== Segment start ==

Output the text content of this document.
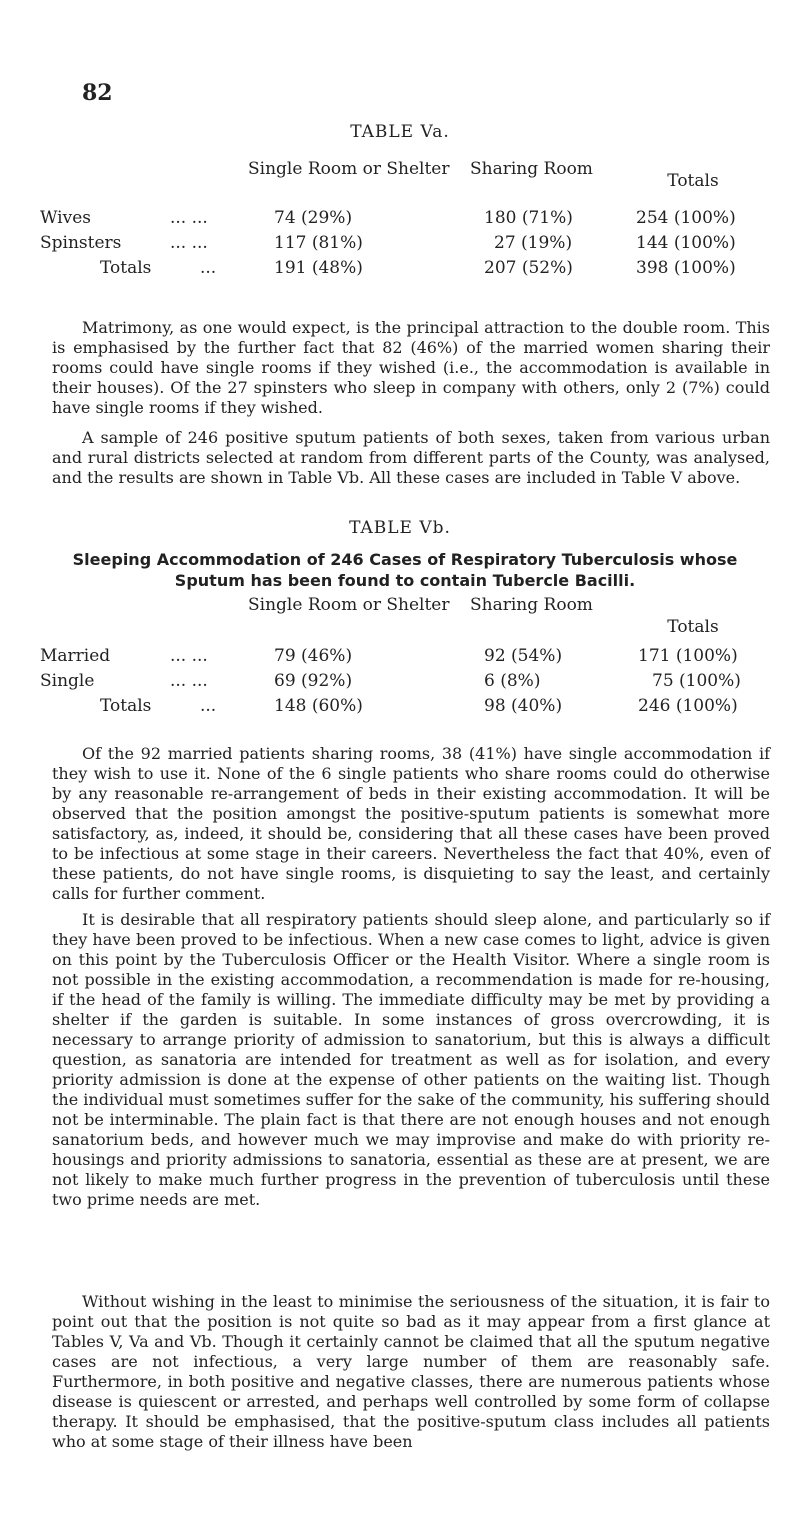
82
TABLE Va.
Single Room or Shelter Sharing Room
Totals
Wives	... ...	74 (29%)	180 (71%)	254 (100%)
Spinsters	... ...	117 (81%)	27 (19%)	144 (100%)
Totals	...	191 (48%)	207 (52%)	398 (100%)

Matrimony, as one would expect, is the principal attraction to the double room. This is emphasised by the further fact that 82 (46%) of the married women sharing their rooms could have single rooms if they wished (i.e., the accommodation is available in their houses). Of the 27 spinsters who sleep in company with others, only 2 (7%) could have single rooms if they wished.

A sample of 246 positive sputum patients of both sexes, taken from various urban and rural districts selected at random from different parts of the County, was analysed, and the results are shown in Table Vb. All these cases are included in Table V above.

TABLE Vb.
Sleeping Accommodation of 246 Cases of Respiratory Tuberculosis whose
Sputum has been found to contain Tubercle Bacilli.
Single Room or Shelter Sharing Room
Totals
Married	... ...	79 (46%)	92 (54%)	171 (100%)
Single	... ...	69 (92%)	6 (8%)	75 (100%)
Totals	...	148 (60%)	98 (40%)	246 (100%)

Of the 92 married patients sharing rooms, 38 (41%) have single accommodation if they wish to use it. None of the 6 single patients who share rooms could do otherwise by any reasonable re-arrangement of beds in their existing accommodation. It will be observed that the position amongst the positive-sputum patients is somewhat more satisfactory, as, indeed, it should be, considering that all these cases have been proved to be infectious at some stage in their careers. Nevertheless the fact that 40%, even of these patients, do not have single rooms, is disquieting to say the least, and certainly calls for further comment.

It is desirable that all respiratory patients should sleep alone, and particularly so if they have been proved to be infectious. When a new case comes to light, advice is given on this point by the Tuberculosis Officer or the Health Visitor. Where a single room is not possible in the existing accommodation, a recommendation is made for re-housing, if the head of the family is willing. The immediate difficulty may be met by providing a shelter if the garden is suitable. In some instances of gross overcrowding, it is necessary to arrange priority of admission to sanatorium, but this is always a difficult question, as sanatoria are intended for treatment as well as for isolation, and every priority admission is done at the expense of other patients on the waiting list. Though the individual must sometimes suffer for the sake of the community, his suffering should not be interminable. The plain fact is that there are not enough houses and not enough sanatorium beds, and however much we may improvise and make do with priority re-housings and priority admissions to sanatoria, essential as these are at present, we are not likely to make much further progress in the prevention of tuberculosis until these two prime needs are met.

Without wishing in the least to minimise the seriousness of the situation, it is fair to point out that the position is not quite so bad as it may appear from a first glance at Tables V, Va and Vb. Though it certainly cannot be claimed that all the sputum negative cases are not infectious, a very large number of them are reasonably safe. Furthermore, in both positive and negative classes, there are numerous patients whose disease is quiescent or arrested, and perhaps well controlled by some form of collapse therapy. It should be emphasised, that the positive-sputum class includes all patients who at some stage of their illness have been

== Segment end ==

▶ **About this task**
Every line above should be transcribed exactly, though no image should be carried over.

▶ **Task answer**
Output the text content of this document.
82
TABLE Va.
Single Room or Shelter Sharing Room
Totals
Wives	... ...	74 (29%)	180 (71%)	254 (100%)
Spinsters	... ...	117 (81%)	27 (19%)	144 (100%)
Totals	...	191 (48%)	207 (52%)	398 (100%)

Matrimony, as one would expect, is the principal attraction to the double room. This is emphasised by the further fact that 82 (46%) of the married women sharing their rooms could have single rooms if they wished (i.e., the accommodation is available in their houses). Of the 27 spinsters who sleep in company with others, only 2 (7%) could have single rooms if they wished.

A sample of 246 positive sputum patients of both sexes, taken from various urban and rural districts selected at random from different parts of the County, was analysed, and the results are shown in Table Vb. All these cases are included in Table V above.

TABLE Vb.
Sleeping Accommodation of 246 Cases of Respiratory Tuberculosis whose
Sputum has been found to contain Tubercle Bacilli.
Single Room or Shelter Sharing Room
Totals
Married	... ...	79 (46%)	92 (54%)	171 (100%)
Single	... ...	69 (92%)	6 (8%)	75 (100%)
Totals	...	148 (60%)	98 (40%)	246 (100%)

Of the 92 married patients sharing rooms, 38 (41%) have single accommodation if they wish to use it. None of the 6 single patients who share rooms could do otherwise by any reasonable re-arrangement of beds in their existing accommodation. It will be observed that the position amongst the positive-sputum patients is somewhat more satisfactory, as, indeed, it should be, considering that all these cases have been proved to be infectious at some stage in their careers. Nevertheless the fact that 40%, even of these patients, do not have single rooms, is disquieting to say the least, and certainly calls for further comment.

It is desirable that all respiratory patients should sleep alone, and particularly so if they have been proved to be infectious. When a new case comes to light, advice is given on this point by the Tuberculosis Officer or the Health Visitor. Where a single room is not possible in the existing accommodation, a recommendation is made for re-housing, if the head of the family is willing. The immediate difficulty may be met by providing a shelter if the garden is suitable. In some instances of gross overcrowding, it is necessary to arrange priority of admission to sanatorium, but this is always a difficult question, as sanatoria are intended for treatment as well as for isolation, and every priority admission is done at the expense of other patients on the waiting list. Though the individual must sometimes suffer for the sake of the community, his suffering should not be interminable. The plain fact is that there are not enough houses and not enough sanatorium beds, and however much we may improvise and make do with priority re-housings and priority admissions to sanatoria, essential as these are at present, we are not likely to make much further progress in the prevention of tuberculosis until these two prime needs are met.

Without wishing in the least to minimise the seriousness of the situation, it is fair to point out that the position is not quite so bad as it may appear from a first glance at Tables V, Va and Vb. Though it certainly cannot be claimed that all the sputum negative cases are not infectious, a very large number of them are reasonably safe. Furthermore, in both positive and negative classes, there are numerous patients whose disease is quiescent or arrested, and perhaps well controlled by some form of collapse therapy. It should be emphasised, that the positive-sputum class includes all patients who at some stage of their illness have been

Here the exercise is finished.